**Exercise brief**
Every line below that mentions the word "CMEMS" should be copied out.
"""
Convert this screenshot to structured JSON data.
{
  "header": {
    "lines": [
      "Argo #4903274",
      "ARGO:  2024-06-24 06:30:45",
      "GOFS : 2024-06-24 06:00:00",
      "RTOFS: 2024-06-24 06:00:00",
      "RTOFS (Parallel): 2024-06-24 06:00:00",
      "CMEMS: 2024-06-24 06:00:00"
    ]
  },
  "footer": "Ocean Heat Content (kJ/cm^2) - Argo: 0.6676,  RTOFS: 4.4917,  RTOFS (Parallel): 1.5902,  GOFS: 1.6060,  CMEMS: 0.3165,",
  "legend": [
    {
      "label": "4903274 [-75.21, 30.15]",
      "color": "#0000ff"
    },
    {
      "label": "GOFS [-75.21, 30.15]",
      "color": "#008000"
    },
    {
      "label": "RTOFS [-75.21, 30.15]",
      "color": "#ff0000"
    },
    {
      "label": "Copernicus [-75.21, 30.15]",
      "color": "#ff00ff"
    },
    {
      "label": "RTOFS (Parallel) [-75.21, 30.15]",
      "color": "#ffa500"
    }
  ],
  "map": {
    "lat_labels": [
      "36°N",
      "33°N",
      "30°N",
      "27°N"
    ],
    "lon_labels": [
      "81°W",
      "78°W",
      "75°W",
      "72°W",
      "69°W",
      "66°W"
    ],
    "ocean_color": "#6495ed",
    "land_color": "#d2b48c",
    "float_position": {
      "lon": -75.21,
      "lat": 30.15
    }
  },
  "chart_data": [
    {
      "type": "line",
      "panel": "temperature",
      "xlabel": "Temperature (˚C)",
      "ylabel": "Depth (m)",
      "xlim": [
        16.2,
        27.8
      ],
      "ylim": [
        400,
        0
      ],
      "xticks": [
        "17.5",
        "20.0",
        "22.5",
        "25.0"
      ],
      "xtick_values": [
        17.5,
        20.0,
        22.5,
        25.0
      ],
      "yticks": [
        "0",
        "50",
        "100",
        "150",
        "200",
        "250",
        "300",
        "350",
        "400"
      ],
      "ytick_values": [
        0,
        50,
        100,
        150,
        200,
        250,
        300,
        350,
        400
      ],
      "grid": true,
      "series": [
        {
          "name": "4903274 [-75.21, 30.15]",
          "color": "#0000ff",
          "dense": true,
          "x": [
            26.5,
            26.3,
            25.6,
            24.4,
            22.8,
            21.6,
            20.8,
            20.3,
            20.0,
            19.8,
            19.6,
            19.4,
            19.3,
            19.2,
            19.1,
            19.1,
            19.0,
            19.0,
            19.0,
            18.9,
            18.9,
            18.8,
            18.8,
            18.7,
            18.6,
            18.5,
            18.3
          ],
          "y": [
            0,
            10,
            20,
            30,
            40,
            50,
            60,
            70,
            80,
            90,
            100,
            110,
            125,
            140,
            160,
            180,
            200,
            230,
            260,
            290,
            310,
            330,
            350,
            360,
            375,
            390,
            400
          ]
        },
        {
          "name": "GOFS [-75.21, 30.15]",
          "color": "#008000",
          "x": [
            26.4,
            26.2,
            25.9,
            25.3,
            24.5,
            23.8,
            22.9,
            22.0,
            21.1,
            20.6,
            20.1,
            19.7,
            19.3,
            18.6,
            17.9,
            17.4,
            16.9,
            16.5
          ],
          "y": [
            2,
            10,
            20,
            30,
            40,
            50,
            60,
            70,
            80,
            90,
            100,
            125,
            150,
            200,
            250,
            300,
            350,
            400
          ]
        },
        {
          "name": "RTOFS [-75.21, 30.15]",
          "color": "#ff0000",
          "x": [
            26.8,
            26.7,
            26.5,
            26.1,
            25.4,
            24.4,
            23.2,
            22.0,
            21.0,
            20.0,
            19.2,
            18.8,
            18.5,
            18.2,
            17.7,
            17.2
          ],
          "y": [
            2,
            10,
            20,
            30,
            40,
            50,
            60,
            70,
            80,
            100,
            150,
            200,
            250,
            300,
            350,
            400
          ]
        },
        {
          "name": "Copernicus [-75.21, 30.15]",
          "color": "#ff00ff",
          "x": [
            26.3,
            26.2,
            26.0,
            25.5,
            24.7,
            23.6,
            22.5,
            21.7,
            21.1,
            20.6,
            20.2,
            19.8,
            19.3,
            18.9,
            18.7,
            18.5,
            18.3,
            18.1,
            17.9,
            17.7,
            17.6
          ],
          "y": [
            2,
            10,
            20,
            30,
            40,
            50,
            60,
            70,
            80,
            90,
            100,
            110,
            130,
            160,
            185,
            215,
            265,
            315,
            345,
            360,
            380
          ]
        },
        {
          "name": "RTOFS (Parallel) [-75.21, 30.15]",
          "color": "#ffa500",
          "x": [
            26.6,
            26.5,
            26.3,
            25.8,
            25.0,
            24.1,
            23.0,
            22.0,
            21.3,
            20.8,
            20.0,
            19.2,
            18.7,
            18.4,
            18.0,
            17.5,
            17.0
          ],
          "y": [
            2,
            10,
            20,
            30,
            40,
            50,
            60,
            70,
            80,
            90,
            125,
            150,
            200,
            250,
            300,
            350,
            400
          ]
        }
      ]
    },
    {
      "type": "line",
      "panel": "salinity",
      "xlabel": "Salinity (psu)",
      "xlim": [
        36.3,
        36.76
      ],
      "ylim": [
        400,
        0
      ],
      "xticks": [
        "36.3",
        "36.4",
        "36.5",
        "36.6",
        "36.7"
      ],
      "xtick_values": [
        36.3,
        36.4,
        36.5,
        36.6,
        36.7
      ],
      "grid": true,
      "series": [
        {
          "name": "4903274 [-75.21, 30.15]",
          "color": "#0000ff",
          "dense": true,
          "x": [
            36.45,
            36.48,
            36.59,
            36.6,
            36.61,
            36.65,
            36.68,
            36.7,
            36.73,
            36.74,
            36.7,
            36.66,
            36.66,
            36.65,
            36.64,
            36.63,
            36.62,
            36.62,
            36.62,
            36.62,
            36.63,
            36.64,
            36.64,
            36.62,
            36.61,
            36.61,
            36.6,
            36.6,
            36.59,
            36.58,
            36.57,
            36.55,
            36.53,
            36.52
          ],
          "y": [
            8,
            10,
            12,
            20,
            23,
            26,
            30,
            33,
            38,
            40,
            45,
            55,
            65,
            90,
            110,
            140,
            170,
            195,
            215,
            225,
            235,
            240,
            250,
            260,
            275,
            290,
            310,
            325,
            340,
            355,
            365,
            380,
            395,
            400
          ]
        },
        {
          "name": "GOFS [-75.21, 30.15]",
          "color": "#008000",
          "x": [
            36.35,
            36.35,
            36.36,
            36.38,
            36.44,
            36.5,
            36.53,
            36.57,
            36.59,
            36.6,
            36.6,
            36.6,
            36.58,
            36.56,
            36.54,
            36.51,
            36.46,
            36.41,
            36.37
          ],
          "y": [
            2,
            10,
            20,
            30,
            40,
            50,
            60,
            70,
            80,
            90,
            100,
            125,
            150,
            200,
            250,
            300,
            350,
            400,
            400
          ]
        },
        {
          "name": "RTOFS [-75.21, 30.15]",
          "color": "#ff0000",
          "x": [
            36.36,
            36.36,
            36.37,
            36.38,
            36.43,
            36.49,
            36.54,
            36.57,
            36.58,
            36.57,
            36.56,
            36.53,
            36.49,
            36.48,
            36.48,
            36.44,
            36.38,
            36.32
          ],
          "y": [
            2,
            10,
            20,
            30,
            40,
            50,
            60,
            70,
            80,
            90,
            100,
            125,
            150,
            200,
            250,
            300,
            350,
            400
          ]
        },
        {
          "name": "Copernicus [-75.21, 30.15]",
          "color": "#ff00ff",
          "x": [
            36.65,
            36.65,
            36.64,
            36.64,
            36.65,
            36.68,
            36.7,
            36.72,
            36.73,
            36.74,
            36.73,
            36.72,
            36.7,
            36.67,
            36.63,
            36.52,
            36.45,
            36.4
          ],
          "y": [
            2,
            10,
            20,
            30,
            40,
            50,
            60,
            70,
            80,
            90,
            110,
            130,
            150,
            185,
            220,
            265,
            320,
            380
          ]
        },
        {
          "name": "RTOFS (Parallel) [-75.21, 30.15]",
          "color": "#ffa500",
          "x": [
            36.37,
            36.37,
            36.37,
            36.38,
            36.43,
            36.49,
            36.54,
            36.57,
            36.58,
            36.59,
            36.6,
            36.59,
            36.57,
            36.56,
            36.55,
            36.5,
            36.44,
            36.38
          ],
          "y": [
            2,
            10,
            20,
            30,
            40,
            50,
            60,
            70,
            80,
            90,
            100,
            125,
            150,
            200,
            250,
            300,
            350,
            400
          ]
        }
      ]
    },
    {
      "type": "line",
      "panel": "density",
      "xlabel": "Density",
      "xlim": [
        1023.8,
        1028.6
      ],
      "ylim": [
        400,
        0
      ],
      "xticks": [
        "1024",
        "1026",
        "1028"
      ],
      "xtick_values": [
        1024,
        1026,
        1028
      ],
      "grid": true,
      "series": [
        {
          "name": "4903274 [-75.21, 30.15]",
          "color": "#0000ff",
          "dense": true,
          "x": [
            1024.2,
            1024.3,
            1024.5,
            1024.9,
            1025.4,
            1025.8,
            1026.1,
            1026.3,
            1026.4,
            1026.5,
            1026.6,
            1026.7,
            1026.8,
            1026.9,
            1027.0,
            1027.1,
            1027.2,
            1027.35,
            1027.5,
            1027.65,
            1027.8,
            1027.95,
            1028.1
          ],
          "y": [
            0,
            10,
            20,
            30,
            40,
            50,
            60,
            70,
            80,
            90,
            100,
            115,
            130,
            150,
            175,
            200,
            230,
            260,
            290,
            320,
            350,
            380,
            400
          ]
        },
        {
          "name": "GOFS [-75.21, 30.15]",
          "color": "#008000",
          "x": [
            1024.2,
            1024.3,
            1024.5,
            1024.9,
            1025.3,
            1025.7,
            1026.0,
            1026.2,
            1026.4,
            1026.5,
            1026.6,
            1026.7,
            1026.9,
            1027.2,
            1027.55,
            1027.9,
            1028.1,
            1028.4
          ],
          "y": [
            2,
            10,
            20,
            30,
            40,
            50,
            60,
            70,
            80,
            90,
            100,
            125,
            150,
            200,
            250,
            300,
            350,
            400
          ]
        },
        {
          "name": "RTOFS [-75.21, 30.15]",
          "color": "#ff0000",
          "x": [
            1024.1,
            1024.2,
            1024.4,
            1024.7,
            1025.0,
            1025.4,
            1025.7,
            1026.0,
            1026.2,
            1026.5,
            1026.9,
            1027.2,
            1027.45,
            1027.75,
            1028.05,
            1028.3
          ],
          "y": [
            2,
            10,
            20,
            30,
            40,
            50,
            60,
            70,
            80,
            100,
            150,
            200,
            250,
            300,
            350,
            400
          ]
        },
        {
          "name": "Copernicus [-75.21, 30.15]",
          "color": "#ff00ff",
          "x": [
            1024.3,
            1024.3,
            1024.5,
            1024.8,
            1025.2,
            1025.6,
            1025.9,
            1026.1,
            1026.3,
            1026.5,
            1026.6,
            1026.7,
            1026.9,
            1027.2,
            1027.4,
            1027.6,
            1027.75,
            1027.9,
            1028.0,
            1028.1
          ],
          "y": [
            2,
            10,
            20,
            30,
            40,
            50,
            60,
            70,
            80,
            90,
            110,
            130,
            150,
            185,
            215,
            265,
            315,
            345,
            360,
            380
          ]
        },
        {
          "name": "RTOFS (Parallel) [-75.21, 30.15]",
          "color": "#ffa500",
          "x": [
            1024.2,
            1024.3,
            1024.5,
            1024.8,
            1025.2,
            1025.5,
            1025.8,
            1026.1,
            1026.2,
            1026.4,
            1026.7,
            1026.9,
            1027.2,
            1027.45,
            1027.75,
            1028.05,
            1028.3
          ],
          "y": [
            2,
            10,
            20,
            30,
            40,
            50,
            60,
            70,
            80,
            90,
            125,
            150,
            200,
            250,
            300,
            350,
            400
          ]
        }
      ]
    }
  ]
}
"""
"""
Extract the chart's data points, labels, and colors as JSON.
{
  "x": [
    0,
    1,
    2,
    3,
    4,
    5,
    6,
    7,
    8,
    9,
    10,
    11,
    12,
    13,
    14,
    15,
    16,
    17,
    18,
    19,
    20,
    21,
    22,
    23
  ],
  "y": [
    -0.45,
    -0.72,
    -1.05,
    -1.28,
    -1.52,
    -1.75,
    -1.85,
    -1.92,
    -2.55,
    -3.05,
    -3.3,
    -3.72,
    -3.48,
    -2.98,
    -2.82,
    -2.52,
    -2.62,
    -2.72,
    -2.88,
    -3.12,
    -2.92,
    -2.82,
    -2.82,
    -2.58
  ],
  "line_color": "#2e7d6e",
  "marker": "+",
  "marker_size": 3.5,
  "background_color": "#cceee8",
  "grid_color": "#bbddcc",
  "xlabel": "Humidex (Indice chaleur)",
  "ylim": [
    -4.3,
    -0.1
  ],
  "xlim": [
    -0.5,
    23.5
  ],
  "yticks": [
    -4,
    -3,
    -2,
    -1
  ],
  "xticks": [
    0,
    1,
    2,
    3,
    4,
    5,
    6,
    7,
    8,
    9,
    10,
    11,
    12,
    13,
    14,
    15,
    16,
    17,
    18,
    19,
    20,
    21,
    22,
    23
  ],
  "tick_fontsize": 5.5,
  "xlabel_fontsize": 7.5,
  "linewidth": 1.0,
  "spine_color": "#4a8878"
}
"""
**Result for this task**
      "CMEMS: 2024-06-24 06:00:00"
  "footer": "Ocean Heat Content (kJ/cm^2) - Argo: 0.6676,  RTOFS: 4.4917,  RTOFS (Parallel): 1.5902,  GOFS: 1.6060,  CMEMS: 0.3165,",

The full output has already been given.